╭─ Given passage

If, back in the pandemic days, you found yourself with a little bit too much time to spare in front of the computer, it might have led to a lot of gaming or impulse purchasing. I can definitely confirm I was guilty of both, and on the former, Wordle was a habit that took a long time to shake off. Fast forward all these years, and the legacy it created spawned many other games, one of them being introduced to us by Dave. It’s Cardle, and the idea here is similar to Wordle: you have a limited amount of guesses to determine the car of the day, based on a few, sometimes tricky, angles of a single photograph.

After playing it for quite some time, and using it as an excuse to start car talk at any given morning, we’re now kicking off a new series: Cardle of the Day, where we work through each puzzle and then spend a few hundred words celebrating whatever car the game decided to throw at us. We will try to write about “the car of the day” whenever we get a chance, so feel free to come back every day. We’ll post them later in the evening to avoid spoilers! And what a way to start, because today, it threw a good one!

╰─

- **Exercise**
Continue the Cardle post past its final sentence.

╭─ Data shown

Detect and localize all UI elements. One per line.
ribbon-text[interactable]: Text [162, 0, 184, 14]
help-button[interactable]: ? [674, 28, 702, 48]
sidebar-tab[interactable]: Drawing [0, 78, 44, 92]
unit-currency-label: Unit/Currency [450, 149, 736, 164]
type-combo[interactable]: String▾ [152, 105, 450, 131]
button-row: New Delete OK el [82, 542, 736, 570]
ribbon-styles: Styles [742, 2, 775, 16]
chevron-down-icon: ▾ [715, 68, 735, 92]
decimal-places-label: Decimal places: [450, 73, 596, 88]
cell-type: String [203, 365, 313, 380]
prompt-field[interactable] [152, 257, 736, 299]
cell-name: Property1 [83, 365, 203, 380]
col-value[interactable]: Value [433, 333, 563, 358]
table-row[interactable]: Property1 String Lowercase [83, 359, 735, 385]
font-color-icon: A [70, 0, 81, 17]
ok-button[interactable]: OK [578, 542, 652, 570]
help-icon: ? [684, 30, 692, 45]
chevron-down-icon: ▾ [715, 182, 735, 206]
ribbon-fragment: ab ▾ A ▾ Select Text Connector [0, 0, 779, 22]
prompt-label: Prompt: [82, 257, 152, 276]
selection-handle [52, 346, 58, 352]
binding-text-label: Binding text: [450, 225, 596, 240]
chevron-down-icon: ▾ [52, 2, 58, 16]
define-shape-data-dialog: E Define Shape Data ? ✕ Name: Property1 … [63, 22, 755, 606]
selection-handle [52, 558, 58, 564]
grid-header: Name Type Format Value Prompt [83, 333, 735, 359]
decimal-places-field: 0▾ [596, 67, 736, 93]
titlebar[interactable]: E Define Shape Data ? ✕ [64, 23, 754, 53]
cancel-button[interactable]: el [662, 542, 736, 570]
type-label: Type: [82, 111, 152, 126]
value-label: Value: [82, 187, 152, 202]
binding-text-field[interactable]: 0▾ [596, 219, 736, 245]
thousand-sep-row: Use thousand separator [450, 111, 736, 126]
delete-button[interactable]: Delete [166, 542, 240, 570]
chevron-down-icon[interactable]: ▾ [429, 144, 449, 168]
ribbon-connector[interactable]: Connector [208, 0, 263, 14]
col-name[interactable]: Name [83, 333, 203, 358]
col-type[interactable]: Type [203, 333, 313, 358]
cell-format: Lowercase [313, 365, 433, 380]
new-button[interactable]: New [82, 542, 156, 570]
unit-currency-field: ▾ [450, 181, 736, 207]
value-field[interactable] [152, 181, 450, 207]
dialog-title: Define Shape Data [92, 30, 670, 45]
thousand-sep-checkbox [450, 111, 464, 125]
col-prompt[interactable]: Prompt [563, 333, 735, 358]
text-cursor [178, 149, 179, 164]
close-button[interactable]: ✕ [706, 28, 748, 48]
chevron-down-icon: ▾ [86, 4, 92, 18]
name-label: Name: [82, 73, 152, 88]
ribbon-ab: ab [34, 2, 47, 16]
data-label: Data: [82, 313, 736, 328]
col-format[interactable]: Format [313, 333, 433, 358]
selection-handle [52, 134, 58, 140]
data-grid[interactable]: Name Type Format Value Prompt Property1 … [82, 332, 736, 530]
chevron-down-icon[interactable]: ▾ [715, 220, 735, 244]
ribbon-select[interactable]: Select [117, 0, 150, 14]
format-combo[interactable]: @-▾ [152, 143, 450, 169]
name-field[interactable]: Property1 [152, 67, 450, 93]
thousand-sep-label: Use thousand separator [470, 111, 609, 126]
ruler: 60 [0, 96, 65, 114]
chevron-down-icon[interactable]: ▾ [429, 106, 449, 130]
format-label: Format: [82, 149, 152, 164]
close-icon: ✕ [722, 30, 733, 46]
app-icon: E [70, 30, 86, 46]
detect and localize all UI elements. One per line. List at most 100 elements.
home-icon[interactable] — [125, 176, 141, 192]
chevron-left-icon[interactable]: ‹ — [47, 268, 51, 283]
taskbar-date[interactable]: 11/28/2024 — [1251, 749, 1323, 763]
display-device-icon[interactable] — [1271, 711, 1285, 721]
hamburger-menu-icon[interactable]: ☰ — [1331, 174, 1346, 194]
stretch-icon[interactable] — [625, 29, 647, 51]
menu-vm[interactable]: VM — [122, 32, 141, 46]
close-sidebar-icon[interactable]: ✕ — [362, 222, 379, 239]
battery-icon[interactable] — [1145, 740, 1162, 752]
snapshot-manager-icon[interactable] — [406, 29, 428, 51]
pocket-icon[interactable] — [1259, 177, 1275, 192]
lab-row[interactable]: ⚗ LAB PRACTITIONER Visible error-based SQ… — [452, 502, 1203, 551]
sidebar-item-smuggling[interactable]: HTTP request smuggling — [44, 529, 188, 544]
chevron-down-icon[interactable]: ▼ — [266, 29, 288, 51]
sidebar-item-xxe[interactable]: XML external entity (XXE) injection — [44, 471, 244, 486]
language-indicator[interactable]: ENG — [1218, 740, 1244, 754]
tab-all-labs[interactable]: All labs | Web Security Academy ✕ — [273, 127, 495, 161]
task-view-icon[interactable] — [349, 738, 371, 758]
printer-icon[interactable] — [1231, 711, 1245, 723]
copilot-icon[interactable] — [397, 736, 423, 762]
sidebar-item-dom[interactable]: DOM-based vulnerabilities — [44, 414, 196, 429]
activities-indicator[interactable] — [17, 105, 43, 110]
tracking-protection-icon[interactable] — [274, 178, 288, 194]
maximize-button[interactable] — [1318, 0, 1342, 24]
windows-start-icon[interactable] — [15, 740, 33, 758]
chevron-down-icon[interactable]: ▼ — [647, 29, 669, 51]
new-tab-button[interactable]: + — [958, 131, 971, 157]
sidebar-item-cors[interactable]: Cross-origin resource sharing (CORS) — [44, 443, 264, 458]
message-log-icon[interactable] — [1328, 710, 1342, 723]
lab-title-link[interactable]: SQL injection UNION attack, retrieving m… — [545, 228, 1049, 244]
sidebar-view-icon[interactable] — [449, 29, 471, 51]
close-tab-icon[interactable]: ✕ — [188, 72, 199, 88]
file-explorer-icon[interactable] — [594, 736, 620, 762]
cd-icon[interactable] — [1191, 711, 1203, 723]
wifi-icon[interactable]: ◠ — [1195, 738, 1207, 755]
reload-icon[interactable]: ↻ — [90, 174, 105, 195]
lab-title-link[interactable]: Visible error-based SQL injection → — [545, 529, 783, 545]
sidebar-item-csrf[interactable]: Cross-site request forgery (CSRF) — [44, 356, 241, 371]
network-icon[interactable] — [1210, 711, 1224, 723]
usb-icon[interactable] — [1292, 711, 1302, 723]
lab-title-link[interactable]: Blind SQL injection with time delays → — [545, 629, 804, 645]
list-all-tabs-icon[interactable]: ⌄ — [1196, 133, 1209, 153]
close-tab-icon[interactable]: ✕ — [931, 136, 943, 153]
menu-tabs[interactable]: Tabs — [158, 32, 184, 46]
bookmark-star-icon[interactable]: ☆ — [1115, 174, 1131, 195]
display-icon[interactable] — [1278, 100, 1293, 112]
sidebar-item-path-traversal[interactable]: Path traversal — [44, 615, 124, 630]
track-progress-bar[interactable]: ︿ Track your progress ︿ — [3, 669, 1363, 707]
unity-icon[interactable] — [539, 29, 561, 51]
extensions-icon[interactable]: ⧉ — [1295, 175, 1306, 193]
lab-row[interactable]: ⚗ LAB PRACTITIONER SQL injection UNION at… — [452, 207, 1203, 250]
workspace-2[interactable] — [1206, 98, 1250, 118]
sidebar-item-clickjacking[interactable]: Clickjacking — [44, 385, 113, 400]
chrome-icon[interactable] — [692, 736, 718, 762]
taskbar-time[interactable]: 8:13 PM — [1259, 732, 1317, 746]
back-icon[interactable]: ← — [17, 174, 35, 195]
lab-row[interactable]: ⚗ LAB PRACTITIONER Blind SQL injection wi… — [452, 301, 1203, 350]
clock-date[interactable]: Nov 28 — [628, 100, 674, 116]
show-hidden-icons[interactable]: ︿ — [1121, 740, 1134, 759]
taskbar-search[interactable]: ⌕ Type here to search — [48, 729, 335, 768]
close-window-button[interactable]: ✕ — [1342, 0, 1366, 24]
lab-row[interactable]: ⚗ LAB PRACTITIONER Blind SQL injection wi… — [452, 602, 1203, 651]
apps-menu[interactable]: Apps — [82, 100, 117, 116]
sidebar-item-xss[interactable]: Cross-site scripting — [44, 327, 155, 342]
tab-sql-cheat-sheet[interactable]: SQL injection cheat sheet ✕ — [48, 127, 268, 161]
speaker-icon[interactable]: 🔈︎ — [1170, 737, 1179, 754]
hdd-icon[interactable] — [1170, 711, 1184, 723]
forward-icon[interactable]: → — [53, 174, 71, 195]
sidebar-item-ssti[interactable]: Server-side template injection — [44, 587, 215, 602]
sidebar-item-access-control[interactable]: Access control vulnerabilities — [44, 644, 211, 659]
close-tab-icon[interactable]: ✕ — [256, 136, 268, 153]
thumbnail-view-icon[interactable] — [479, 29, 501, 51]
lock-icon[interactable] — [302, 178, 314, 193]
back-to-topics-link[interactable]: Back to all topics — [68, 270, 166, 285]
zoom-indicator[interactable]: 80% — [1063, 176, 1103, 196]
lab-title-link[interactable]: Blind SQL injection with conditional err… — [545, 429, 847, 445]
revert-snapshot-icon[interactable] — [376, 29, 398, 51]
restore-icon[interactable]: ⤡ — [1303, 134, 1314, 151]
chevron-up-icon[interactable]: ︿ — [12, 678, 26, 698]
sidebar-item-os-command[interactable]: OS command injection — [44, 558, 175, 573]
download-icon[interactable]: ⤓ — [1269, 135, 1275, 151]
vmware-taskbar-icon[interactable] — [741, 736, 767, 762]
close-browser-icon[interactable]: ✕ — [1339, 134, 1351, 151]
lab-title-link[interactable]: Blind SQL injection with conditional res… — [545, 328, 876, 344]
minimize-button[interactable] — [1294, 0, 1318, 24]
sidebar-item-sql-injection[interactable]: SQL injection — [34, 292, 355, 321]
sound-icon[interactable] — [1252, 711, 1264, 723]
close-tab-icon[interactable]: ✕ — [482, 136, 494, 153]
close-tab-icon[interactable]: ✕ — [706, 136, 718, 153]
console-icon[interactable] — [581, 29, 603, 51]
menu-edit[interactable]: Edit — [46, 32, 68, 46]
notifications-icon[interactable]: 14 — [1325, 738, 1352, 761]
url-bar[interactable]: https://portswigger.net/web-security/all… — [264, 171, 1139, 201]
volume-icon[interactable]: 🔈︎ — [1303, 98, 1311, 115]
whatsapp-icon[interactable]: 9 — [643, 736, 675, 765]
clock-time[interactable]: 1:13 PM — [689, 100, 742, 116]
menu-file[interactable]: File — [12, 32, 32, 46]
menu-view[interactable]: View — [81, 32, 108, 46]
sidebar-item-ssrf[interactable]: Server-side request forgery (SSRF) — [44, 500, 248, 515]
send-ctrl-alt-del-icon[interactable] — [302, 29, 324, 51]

╰─

- **Reply to the exercise**
Five Clues, One Very Red Car

Today’s puzzle opened with a crop so tight it offered almost nothing to work with other than the rosso colour, the badge, and the wheel size. Enough to know the brand, sure, but unless you really know their portfolio, you’d be excused to mix it with other contemporary releases. Clues two, three, and four gradually pulled back, revealing more of the car’s flanks and proportions, but only definitive enough to commit by end of four.

Clue five changed things. With enough of the bodywork visible, like those sculpted air intakes, the low, wide stance, the unmistakable mid-engine silhouette, maybe the answer snapped fully into focus. Ferrari 488 GTB.

Wait? Isn’t that a 458?

The Ferrari 488 GTB arrived in 2015 as the direct successor to the 458 Italia, and it had a significant job to do. The 458 had been almost universally adored, so replacing it with a turbocharged engine was a genuine risk, and a big window into what we could expect from them moving forward. Ferrari fitted the 488 with a twin-turbocharged 3.9-litre V8 producing 660 horsepower. Whether or not you’re a fan of the spooly addition, that engine went on to win the International Engine of the Year award three years running, from 2017 to 2019.

The sceptics who worried that forced induction would blunt the character of a Ferrari road car were largely won over. The 488 GTB could reach 100 km/h from rest in 3s (remember, this was not that common back then) and on to a top speed of 330 km/h, figures that were genuinely startling for a road legal car of its era. More importantly, the chassis and steering retained enough feedback to keep driving enthusiasts satisfied.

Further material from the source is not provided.